=== Provided records ===

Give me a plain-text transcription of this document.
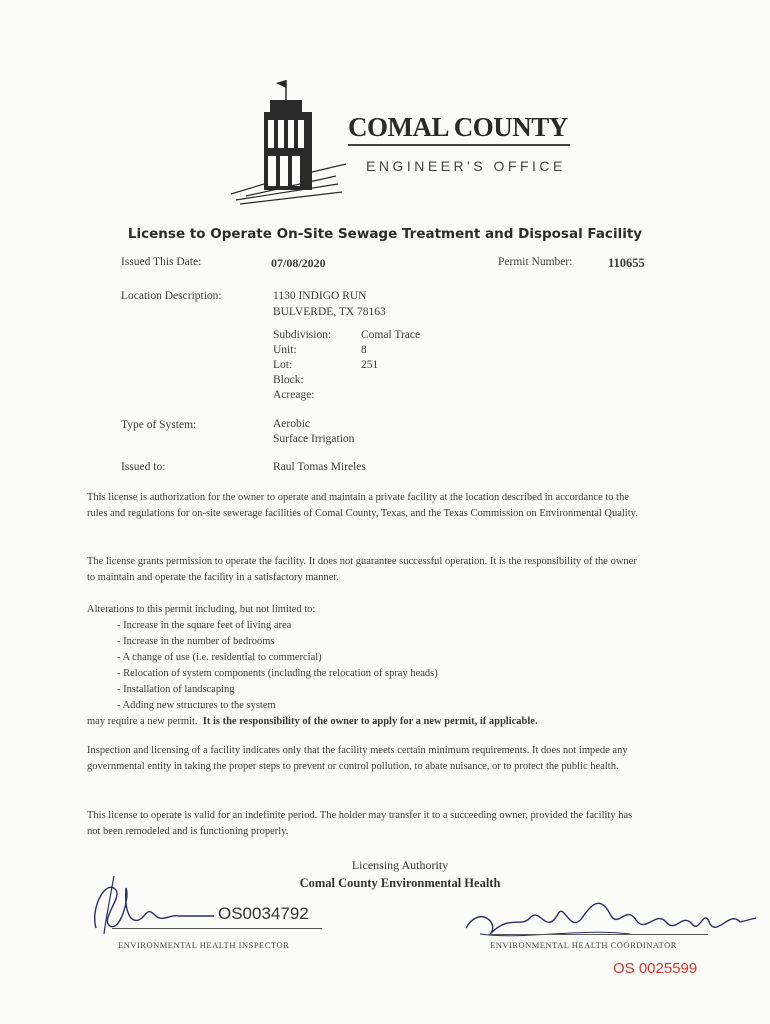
COMAL COUNTY
ENGINEER'S OFFICE
License to Operate On-Site Sewage Treatment and Disposal Facility
Issued This Date:	07/08/2020	Permit Number:	110655
Location Description:	1130 INDIGO RUN
BULVERDE, TX 78163
Subdivision:	Comal Trace
Unit:	8
Lot:	251
Block:
Acreage:
Type of System:	Aerobic
Surface Irrigation
Issued to:	Raul Tomas Mireles

This license is authorization for the owner to operate and maintain a private facility at the location described in accordance to the rules and regulations for on-site sewerage facilities of Comal County, Texas, and the Texas Commission on Environmental Quality.

The license grants permission to operate the facility. It does not guarantee successful operation. It is the responsibility of the owner to maintain and operate the facility in a satisfactory manner.

Alterations to this permit including, but not limited to:

- Increase in the square feet of living area
- Increase in the number of bedrooms
- A change of use (i.e. residential to commercial)
- Relocation of system components (including the relocation of spray heads)
- Installation of landscaping
- Adding new structures to the system

may require a new permit. It is the responsibility of the owner to apply for a new permit, if applicable.

Inspection and licensing of a facility indicates only that the facility meets certain minimum requirements. It does not impede any governmental entity in taking the proper steps to prevent or control pollution, to abate nuisance, or to protect the public health.

This license to operate is valid for an indefinite period. The holder may transfer it to a succeeding owner, provided the facility has not been remodeled and is functioning properly.

Licensing Authority
Comal County Environmental Health
OS0034792
ENVIRONMENTAL HEALTH INSPECTOR	ENVIRONMENTAL HEALTH COORDINATOR
OS 0025599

===

Isolate the lines that hold the word "Issued" and copy all of them.

Issued This Date:	07/08/2020	Permit Number:	110655
Issued to:	Raul Tomas Mireles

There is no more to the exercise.